== Task to carry out ==
Will you give every entry again exactly as it stands?

== Material for the task ==
● ● ● ●

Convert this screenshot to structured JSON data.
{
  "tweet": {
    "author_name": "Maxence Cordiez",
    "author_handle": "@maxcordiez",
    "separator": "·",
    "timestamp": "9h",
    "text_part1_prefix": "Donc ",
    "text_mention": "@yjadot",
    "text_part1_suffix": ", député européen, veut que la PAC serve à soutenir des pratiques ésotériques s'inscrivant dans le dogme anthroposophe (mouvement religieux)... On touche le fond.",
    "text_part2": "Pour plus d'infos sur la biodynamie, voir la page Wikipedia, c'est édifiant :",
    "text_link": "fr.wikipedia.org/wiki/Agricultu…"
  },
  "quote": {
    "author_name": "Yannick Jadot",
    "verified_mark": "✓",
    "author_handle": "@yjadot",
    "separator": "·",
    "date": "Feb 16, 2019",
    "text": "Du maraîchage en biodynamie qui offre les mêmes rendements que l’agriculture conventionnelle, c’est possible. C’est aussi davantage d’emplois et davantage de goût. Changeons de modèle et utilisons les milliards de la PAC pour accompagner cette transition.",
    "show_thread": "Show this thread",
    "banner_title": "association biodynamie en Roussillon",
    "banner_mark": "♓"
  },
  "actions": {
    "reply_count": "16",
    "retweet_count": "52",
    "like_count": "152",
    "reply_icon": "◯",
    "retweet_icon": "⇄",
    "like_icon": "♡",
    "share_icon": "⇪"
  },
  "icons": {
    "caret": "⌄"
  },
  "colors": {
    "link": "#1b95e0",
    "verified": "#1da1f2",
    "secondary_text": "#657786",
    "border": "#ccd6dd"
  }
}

● ● ● ●

== Solution to the problem ==
Convert this screenshot to structured JSON data.
{
  "tweet": {
    "author_name": "Maxence Cordiez",
    "author_handle": "@maxcordiez",
    "separator": "·",
    "timestamp": "9h",
    "text_part1_prefix": "Donc ",
    "text_mention": "@yjadot",
    "text_part1_suffix": ", député européen, veut que la PAC serve à soutenir des pratiques ésotériques s'inscrivant dans le dogme anthroposophe (mouvement religieux)... On touche le fond.",
    "text_part2": "Pour plus d'infos sur la biodynamie, voir la page Wikipedia, c'est édifiant :",
    "text_link": "fr.wikipedia.org/wiki/Agricultu…"
  },
  "quote": {
    "author_name": "Yannick Jadot",
    "verified_mark": "✓",
    "author_handle": "@yjadot",
    "separator": "·",
    "date": "Feb 16, 2019",
    "text": "Du maraîchage en biodynamie qui offre les mêmes rendements que l’agriculture conventionnelle, c’est possible. C’est aussi davantage d’emplois et davantage de goût. Changeons de modèle et utilisons les milliards de la PAC pour accompagner cette transition.",
    "show_thread": "Show this thread",
    "banner_title": "association biodynamie en Roussillon",
    "banner_mark": "♓"
  },
  "actions": {
    "reply_count": "16",
    "retweet_count": "52",
    "like_count": "152",
    "reply_icon": "◯",
    "retweet_icon": "⇄",
    "like_icon": "♡",
    "share_icon": "⇪"
  },
  "icons": {
    "caret": "⌄"
  },
  "colors": {
    "link": "#1b95e0",
    "verified": "#1da1f2",
    "secondary_text": "#657786",
    "border": "#ccd6dd"
  }
}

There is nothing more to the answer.